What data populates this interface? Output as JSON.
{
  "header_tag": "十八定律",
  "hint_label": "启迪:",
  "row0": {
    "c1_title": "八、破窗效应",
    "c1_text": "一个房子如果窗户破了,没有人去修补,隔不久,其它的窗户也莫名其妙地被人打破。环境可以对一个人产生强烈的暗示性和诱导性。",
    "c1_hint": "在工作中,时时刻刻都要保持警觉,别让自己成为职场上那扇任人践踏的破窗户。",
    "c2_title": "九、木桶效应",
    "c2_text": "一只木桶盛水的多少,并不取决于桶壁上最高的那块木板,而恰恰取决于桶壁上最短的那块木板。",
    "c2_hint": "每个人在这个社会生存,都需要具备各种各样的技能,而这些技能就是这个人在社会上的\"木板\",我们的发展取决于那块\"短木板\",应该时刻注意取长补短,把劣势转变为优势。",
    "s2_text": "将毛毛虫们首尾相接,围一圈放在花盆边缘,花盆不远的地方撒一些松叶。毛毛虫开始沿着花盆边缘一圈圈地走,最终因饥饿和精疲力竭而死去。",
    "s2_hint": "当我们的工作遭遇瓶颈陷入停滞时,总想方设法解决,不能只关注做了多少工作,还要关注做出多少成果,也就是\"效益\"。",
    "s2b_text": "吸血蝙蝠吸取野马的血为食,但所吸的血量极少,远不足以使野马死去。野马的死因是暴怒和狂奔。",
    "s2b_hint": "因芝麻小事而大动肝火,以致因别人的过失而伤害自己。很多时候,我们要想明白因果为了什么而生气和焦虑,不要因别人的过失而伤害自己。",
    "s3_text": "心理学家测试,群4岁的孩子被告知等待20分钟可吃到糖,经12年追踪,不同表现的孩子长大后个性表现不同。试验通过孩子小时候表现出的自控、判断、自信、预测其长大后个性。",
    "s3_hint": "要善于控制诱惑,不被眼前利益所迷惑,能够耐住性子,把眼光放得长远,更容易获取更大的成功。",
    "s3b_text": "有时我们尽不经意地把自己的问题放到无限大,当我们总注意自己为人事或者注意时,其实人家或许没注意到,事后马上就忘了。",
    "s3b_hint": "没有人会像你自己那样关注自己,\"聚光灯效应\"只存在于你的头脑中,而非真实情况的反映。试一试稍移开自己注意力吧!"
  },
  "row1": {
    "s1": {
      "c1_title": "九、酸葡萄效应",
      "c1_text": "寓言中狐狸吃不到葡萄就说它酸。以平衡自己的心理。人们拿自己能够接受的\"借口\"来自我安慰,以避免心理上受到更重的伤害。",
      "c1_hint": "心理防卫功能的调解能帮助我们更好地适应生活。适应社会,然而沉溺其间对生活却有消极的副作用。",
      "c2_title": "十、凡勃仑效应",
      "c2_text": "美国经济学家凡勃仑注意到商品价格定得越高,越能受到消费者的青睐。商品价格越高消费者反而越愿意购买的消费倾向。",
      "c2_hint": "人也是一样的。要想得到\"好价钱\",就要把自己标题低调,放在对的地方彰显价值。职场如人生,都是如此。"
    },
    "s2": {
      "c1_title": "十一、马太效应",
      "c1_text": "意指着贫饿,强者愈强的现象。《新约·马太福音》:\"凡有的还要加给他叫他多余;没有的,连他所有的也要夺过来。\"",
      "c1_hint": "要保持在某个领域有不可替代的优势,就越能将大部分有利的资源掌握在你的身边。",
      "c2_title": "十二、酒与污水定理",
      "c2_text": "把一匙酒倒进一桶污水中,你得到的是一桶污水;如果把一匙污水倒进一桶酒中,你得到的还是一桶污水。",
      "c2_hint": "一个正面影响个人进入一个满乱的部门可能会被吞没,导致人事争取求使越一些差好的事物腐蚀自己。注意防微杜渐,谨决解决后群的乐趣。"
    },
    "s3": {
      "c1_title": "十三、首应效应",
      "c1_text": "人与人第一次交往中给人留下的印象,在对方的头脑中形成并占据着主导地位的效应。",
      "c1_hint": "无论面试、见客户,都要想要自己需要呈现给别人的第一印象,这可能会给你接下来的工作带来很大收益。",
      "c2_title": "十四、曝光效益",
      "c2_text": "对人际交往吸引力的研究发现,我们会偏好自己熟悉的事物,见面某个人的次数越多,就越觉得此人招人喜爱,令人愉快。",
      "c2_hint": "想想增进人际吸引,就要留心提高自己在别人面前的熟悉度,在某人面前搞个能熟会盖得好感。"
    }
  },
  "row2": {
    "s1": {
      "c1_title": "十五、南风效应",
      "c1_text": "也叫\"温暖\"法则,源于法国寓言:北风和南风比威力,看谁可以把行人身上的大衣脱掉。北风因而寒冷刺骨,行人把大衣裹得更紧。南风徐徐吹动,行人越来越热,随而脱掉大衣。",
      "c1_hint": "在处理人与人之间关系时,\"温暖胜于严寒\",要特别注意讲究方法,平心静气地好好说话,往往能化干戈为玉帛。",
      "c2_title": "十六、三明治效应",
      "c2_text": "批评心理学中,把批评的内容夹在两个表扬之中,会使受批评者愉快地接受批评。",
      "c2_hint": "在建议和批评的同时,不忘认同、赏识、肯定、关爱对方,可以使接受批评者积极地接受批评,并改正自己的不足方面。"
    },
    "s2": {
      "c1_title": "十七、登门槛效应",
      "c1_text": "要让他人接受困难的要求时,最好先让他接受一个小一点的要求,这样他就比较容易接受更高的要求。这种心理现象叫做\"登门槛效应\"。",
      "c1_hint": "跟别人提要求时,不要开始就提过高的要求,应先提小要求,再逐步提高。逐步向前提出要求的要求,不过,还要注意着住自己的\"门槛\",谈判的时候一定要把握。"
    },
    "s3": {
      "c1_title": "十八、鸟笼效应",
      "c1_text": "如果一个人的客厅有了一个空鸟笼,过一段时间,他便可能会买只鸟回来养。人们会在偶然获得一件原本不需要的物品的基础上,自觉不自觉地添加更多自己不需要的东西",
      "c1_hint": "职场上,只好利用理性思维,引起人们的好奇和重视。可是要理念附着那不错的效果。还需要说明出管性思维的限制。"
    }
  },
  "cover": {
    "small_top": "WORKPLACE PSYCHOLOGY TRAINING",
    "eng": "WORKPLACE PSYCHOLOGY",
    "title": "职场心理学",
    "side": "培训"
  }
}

- **Problem to solve**
Where a line of the data holds "WORKPLACE", show that line.

- **Finished answer**
    "small_top": "WORKPLACE PSYCHOLOGY TRAINING",
    "eng": "WORKPLACE PSYCHOLOGY",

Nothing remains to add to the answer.